--- START Given information ---
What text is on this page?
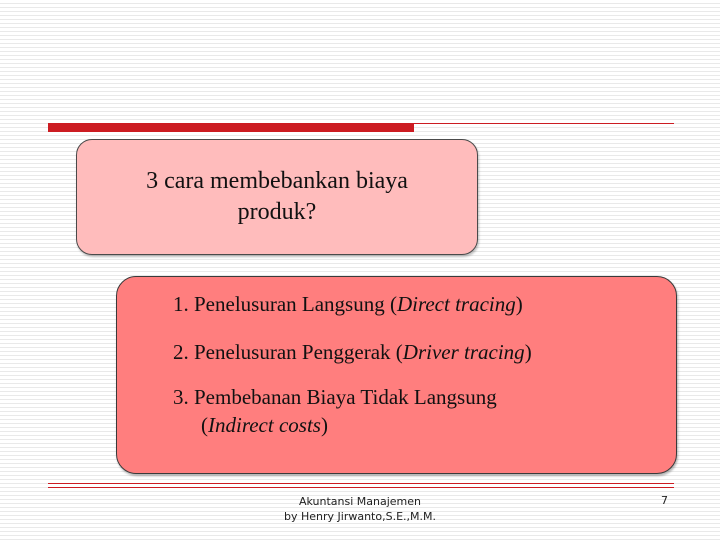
3 cara membebankan biaya
produk?
1. Penelusuran Langsung (Direct tracing)
2. Penelusuran Penggerak (Driver tracing)
3. Pembebanan Biaya Tidak Langsung
(Indirect costs)
Akuntansi Manajemen
by Henry Jirwanto,S.E.,M.M.
7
--- END Given information ---
▶ [What is expected]
Repeat each entry exactly as given; no pictures belong in the copy.

▶ [Full solution]
What text is on this page?
3 cara membebankan biaya
produk?
1. Penelusuran Langsung (Direct tracing)
2. Penelusuran Penggerak (Driver tracing)
3. Pembebanan Biaya Tidak Langsung
(Indirect costs)
Akuntansi Manajemen
by Henry Jirwanto,S.E.,M.M.
7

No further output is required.